## BEGIN RECORDED DATA

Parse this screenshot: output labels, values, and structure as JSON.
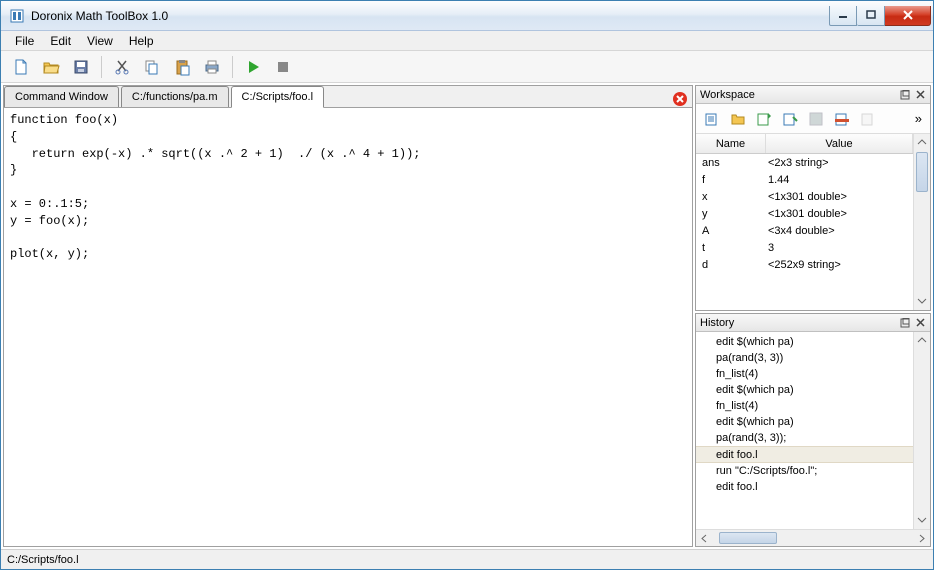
{
  "window": {
    "title": "Doronix Math ToolBox 1.0"
  },
  "menu": {
    "file": "File",
    "edit": "Edit",
    "view": "View",
    "help": "Help"
  },
  "tabs": [
    {
      "label": "Command Window",
      "active": false
    },
    {
      "label": "C:/functions/pa.m",
      "active": false
    },
    {
      "label": "C:/Scripts/foo.l",
      "active": true
    }
  ],
  "editor": {
    "text": "function foo(x)\n{\n   return exp(-x) .* sqrt((x .^ 2 + 1)  ./ (x .^ 4 + 1));\n}\n\nx = 0:.1:5;\ny = foo(x);\n\nplot(x, y);"
  },
  "workspace": {
    "title": "Workspace",
    "cols": {
      "name": "Name",
      "value": "Value"
    },
    "rows": [
      {
        "name": "ans",
        "value": "<2x3 string>"
      },
      {
        "name": "f",
        "value": "1.44"
      },
      {
        "name": "x",
        "value": "<1x301 double>"
      },
      {
        "name": "y",
        "value": "<1x301 double>"
      },
      {
        "name": "A",
        "value": "<3x4 double>"
      },
      {
        "name": "t",
        "value": "3"
      },
      {
        "name": "d",
        "value": "<252x9 string>"
      }
    ]
  },
  "history": {
    "title": "History",
    "items": [
      {
        "text": "edit $(which pa)",
        "sel": false
      },
      {
        "text": "pa(rand(3, 3))",
        "sel": false
      },
      {
        "text": "fn_list(4)",
        "sel": false
      },
      {
        "text": "edit $(which pa)",
        "sel": false
      },
      {
        "text": "fn_list(4)",
        "sel": false
      },
      {
        "text": "edit $(which pa)",
        "sel": false
      },
      {
        "text": "pa(rand(3, 3));",
        "sel": false
      },
      {
        "text": "edit foo.l",
        "sel": true
      },
      {
        "text": "run \"C:/Scripts/foo.l\";",
        "sel": false
      },
      {
        "text": "edit foo.l",
        "sel": false
      }
    ]
  },
  "status": {
    "path": "C:/Scripts/foo.l"
  }
}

## END RECORDED DATA

*EXERCISE BRIEF:* Leave out all images, then reproduce the entries above exactly.

*THE COMPLETED TASK:*
Parse this screenshot: output labels, values, and structure as JSON.
{
  "window": {
    "title": "Doronix Math ToolBox 1.0"
  },
  "menu": {
    "file": "File",
    "edit": "Edit",
    "view": "View",
    "help": "Help"
  },
  "tabs": [
    {
      "label": "Command Window",
      "active": false
    },
    {
      "label": "C:/functions/pa.m",
      "active": false
    },
    {
      "label": "C:/Scripts/foo.l",
      "active": true
    }
  ],
  "editor": {
    "text": "function foo(x)\n{\n   return exp(-x) .* sqrt((x .^ 2 + 1)  ./ (x .^ 4 + 1));\n}\n\nx = 0:.1:5;\ny = foo(x);\n\nplot(x, y);"
  },
  "workspace": {
    "title": "Workspace",
    "cols": {
      "name": "Name",
      "value": "Value"
    },
    "rows": [
      {
        "name": "ans",
        "value": "<2x3 string>"
      },
      {
        "name": "f",
        "value": "1.44"
      },
      {
        "name": "x",
        "value": "<1x301 double>"
      },
      {
        "name": "y",
        "value": "<1x301 double>"
      },
      {
        "name": "A",
        "value": "<3x4 double>"
      },
      {
        "name": "t",
        "value": "3"
      },
      {
        "name": "d",
        "value": "<252x9 string>"
      }
    ]
  },
  "history": {
    "title": "History",
    "items": [
      {
        "text": "edit $(which pa)",
        "sel": false
      },
      {
        "text": "pa(rand(3, 3))",
        "sel": false
      },
      {
        "text": "fn_list(4)",
        "sel": false
      },
      {
        "text": "edit $(which pa)",
        "sel": false
      },
      {
        "text": "fn_list(4)",
        "sel": false
      },
      {
        "text": "edit $(which pa)",
        "sel": false
      },
      {
        "text": "pa(rand(3, 3));",
        "sel": false
      },
      {
        "text": "edit foo.l",
        "sel": true
      },
      {
        "text": "run \"C:/Scripts/foo.l\";",
        "sel": false
      },
      {
        "text": "edit foo.l",
        "sel": false
      }
    ]
  },
  "status": {
    "path": "C:/Scripts/foo.l"
  }
}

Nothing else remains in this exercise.